**Data entries**
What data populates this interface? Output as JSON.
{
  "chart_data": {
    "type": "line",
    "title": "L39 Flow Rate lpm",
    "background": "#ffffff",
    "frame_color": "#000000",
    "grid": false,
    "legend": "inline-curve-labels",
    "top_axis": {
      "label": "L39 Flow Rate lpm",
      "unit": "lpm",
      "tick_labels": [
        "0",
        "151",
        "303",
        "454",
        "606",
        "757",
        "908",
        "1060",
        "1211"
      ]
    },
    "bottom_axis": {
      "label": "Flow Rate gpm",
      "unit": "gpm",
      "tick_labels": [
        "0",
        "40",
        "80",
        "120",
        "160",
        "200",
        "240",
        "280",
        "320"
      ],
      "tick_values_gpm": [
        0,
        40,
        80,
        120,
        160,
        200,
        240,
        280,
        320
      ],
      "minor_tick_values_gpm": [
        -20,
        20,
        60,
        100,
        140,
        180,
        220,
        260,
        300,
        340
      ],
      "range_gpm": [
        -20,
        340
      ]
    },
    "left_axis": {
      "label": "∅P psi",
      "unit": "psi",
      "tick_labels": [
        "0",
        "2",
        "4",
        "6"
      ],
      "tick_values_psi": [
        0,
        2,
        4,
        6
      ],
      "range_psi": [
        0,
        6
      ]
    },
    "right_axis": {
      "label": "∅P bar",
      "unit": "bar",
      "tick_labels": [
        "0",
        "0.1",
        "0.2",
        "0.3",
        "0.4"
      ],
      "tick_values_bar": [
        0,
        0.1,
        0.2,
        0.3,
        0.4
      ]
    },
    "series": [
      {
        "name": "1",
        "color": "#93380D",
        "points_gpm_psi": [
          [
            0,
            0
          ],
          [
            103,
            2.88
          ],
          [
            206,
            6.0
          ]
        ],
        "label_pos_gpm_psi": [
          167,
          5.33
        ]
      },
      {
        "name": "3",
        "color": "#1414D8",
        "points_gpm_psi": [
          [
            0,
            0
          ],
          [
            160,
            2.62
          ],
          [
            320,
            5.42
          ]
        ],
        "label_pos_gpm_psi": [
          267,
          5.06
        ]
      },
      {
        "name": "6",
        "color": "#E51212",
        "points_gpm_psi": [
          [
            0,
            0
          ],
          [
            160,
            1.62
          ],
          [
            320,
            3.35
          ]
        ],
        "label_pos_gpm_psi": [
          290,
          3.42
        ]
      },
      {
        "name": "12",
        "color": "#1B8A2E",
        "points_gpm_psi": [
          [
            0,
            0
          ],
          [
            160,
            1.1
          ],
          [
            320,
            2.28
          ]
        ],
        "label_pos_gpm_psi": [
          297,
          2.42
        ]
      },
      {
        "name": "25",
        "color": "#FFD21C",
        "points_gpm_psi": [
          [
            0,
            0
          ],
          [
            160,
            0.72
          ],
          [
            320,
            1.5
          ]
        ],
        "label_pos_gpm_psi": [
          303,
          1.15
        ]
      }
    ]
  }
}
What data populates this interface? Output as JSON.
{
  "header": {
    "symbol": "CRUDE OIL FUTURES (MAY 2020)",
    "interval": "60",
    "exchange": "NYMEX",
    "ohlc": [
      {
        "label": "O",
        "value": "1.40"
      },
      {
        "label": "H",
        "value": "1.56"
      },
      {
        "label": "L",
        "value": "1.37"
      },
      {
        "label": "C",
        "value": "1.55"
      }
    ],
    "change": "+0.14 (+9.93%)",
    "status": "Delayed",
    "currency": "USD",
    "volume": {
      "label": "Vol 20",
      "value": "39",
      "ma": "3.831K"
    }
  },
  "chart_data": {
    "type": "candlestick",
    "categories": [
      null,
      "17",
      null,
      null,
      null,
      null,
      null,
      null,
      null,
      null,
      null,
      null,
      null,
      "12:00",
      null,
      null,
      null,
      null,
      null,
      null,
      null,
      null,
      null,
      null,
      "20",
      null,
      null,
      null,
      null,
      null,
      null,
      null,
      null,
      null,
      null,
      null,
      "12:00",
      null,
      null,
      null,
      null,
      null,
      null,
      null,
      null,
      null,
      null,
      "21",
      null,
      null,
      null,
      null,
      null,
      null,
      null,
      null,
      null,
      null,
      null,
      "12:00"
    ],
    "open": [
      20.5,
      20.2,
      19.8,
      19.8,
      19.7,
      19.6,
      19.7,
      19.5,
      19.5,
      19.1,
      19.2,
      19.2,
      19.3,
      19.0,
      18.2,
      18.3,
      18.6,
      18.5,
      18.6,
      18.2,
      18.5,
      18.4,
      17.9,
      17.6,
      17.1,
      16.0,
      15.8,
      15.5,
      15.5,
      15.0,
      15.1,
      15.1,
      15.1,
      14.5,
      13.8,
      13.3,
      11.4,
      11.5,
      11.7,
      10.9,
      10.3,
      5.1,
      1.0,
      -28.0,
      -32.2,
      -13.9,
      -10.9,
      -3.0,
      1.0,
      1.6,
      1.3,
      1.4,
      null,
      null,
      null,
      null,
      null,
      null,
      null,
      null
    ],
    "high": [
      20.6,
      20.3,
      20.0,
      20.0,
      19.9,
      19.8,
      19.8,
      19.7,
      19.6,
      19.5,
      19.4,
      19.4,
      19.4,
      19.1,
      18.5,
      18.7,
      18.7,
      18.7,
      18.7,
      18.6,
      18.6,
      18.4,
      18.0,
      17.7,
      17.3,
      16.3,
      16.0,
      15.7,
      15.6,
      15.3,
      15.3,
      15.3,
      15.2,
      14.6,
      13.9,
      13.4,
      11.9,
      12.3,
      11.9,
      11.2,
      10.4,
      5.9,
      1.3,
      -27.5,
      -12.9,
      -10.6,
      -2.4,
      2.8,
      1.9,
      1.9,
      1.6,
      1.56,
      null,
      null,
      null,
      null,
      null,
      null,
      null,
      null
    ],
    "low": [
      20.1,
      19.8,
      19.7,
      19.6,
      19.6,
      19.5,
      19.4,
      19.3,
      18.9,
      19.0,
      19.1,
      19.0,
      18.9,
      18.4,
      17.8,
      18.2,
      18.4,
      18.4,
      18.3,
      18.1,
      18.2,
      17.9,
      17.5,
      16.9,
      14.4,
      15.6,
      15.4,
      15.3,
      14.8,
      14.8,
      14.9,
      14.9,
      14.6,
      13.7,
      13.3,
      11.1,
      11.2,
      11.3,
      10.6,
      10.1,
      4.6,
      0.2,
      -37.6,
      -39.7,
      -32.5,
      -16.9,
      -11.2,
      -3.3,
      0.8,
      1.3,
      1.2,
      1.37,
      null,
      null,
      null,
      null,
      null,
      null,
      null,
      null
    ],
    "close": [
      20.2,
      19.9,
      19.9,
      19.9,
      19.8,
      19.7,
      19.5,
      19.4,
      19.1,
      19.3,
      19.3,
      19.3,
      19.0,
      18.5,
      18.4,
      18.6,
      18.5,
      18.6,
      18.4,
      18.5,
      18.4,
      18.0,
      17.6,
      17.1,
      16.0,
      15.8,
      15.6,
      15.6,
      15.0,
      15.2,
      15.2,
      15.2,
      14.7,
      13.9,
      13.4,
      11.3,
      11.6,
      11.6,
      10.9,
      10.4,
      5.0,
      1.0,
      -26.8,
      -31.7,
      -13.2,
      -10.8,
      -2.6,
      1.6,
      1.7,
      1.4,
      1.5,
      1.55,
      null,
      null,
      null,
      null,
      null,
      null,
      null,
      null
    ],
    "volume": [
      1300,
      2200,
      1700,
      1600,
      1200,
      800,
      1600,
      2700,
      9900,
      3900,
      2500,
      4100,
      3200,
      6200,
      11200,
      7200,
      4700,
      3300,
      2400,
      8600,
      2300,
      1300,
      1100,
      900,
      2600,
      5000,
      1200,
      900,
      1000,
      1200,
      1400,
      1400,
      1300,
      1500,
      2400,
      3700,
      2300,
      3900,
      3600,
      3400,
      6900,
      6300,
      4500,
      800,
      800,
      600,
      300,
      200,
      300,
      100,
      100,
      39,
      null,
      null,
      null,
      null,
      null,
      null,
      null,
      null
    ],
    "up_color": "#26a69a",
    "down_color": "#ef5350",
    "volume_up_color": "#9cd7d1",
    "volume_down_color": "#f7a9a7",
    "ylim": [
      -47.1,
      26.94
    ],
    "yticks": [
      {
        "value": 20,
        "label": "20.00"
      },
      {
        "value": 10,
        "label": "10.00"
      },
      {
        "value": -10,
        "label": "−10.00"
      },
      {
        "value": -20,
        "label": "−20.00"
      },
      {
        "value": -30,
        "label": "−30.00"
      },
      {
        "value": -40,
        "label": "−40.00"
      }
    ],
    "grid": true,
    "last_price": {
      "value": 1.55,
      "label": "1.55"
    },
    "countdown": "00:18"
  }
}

**Set problem**
Provide only the number of lines in the entries that hold the word "Rate".

**Response below**
3